* _Exercise details_: Copy every entry precisely.
─── Input rows
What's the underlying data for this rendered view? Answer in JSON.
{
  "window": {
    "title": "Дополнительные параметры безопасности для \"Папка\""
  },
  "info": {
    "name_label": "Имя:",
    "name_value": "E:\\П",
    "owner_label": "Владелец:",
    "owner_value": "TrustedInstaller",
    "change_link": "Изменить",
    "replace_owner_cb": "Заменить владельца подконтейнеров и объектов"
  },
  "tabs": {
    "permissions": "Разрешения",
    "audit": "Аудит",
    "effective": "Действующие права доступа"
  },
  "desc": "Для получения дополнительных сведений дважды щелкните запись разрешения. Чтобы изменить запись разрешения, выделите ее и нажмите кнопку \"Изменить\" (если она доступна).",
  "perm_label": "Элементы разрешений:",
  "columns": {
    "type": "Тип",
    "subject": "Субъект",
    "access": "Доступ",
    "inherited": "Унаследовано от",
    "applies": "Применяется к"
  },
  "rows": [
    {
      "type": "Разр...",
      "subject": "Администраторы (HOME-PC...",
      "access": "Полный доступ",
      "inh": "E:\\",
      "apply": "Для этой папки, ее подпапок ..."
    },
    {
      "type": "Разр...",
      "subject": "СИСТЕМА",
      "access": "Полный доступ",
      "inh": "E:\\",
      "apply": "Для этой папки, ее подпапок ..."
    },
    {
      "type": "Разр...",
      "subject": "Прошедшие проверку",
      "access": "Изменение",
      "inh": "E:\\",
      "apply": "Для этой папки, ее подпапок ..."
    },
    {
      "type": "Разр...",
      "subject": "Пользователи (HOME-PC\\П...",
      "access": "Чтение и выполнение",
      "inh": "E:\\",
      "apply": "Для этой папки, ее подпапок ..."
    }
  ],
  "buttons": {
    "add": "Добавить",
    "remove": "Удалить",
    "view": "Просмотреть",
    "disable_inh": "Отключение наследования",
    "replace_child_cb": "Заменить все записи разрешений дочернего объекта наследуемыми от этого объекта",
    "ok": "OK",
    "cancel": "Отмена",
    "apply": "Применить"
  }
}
──────
* _Final answer_:
What's the underlying data for this rendered view? Answer in JSON.
{
  "window": {
    "title": "Дополнительные параметры безопасности для \"Папка\""
  },
  "info": {
    "name_label": "Имя:",
    "name_value": "E:\\П",
    "owner_label": "Владелец:",
    "owner_value": "TrustedInstaller",
    "change_link": "Изменить",
    "replace_owner_cb": "Заменить владельца подконтейнеров и объектов"
  },
  "tabs": {
    "permissions": "Разрешения",
    "audit": "Аудит",
    "effective": "Действующие права доступа"
  },
  "desc": "Для получения дополнительных сведений дважды щелкните запись разрешения. Чтобы изменить запись разрешения, выделите ее и нажмите кнопку \"Изменить\" (если она доступна).",
  "perm_label": "Элементы разрешений:",
  "columns": {
    "type": "Тип",
    "subject": "Субъект",
    "access": "Доступ",
    "inherited": "Унаследовано от",
    "applies": "Применяется к"
  },
  "rows": [
    {
      "type": "Разр...",
      "subject": "Администраторы (HOME-PC...",
      "access": "Полный доступ",
      "inh": "E:\\",
      "apply": "Для этой папки, ее подпапок ..."
    },
    {
      "type": "Разр...",
      "subject": "СИСТЕМА",
      "access": "Полный доступ",
      "inh": "E:\\",
      "apply": "Для этой папки, ее подпапок ..."
    },
    {
      "type": "Разр...",
      "subject": "Прошедшие проверку",
      "access": "Изменение",
      "inh": "E:\\",
      "apply": "Для этой папки, ее подпапок ..."
    },
    {
      "type": "Разр...",
      "subject": "Пользователи (HOME-PC\\П...",
      "access": "Чтение и выполнение",
      "inh": "E:\\",
      "apply": "Для этой папки, ее подпапок ..."
    }
  ],
  "buttons": {
    "add": "Добавить",
    "remove": "Удалить",
    "view": "Просмотреть",
    "disable_inh": "Отключение наследования",
    "replace_child_cb": "Заменить все записи разрешений дочернего объекта наследуемыми от этого объекта",
    "ok": "OK",
    "cancel": "Отмена",
    "apply": "Применить"
  }
}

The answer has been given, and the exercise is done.